Your instructions: Look through the material below for "lines". Copy every line that contains it.

Material shown:

++++++++++++++++++++

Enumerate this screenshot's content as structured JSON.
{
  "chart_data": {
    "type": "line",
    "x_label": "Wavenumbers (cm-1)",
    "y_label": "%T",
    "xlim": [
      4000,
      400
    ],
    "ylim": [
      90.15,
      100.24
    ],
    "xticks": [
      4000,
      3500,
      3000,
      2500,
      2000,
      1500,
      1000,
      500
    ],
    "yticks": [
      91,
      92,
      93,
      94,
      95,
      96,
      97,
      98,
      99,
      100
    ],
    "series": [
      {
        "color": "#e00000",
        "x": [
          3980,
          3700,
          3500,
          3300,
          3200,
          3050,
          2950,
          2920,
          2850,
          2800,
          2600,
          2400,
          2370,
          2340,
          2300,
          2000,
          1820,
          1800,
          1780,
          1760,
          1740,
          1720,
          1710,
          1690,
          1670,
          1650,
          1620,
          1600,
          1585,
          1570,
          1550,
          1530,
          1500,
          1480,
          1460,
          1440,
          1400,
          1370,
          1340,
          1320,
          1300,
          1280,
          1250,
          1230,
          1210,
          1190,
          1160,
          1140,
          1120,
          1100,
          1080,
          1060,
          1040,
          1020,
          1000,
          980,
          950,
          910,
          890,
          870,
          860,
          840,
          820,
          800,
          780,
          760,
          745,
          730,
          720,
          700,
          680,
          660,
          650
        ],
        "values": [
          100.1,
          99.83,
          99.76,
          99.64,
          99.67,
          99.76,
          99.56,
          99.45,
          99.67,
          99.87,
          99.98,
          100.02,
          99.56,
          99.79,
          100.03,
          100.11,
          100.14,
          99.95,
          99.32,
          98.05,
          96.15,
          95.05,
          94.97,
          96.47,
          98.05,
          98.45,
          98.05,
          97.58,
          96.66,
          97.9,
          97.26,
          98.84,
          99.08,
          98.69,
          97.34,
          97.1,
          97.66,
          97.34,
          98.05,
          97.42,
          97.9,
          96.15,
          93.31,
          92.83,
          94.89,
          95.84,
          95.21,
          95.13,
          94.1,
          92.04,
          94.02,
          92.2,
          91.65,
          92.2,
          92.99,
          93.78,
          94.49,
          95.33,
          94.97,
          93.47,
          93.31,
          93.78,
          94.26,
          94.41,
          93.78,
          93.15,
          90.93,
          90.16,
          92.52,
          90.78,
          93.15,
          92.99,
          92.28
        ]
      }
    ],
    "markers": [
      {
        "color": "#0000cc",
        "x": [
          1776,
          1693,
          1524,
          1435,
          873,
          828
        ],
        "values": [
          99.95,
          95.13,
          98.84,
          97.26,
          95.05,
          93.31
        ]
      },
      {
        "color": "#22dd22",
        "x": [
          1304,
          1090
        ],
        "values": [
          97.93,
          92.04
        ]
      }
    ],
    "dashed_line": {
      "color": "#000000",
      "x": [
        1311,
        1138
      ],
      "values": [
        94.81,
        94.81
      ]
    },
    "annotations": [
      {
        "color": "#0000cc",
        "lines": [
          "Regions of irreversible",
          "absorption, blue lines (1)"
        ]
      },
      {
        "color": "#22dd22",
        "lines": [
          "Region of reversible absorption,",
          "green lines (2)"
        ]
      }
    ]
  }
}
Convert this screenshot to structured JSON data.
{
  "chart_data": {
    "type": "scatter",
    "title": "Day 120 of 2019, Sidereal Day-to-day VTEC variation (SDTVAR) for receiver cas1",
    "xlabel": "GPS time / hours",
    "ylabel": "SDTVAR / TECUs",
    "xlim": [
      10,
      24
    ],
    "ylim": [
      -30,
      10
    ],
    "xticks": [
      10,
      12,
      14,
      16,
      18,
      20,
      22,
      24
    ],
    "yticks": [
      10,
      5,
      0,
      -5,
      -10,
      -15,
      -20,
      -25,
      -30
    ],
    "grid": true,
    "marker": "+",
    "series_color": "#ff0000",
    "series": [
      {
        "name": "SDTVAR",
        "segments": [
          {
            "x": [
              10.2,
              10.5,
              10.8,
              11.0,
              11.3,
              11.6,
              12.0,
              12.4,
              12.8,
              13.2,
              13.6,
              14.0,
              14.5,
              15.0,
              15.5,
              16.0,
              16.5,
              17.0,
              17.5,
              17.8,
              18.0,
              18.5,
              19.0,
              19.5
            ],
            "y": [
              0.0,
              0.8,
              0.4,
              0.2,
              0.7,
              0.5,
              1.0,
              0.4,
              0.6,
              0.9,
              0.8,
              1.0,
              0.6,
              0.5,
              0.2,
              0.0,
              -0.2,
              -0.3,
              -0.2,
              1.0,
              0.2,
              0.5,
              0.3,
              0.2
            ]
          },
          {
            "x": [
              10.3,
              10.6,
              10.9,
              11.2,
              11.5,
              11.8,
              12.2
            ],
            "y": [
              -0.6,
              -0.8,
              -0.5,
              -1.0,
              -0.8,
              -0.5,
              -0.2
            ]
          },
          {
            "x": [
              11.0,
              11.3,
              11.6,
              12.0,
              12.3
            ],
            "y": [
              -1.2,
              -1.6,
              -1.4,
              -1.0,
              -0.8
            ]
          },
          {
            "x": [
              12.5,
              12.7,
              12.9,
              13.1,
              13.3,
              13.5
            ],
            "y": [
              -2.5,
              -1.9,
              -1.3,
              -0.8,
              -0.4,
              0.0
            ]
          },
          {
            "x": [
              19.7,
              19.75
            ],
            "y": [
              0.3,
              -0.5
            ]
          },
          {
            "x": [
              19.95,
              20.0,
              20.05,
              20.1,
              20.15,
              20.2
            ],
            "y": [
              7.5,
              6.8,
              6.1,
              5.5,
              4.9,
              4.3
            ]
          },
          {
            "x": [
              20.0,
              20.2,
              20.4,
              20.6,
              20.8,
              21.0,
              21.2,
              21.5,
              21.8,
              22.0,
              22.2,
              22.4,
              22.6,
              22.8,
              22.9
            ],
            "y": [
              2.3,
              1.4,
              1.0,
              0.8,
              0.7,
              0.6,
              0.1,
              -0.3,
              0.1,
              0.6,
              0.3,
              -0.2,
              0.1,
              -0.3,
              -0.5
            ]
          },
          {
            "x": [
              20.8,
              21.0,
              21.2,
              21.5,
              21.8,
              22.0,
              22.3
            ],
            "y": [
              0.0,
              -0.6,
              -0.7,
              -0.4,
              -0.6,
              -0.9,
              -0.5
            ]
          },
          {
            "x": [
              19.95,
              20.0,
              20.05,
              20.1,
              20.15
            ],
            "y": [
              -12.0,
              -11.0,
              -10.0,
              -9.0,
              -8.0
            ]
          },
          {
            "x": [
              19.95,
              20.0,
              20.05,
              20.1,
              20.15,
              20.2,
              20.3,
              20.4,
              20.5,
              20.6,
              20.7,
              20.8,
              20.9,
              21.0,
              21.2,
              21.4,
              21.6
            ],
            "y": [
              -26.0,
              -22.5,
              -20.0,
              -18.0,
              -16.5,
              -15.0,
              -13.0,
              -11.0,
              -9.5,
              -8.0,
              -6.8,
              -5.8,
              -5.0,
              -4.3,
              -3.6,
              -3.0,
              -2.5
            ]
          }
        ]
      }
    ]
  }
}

++++++++++++++++++++

Task output:
        "lines": [
          "absorption, blue lines (1)"
        "lines": [
          "green lines (2)"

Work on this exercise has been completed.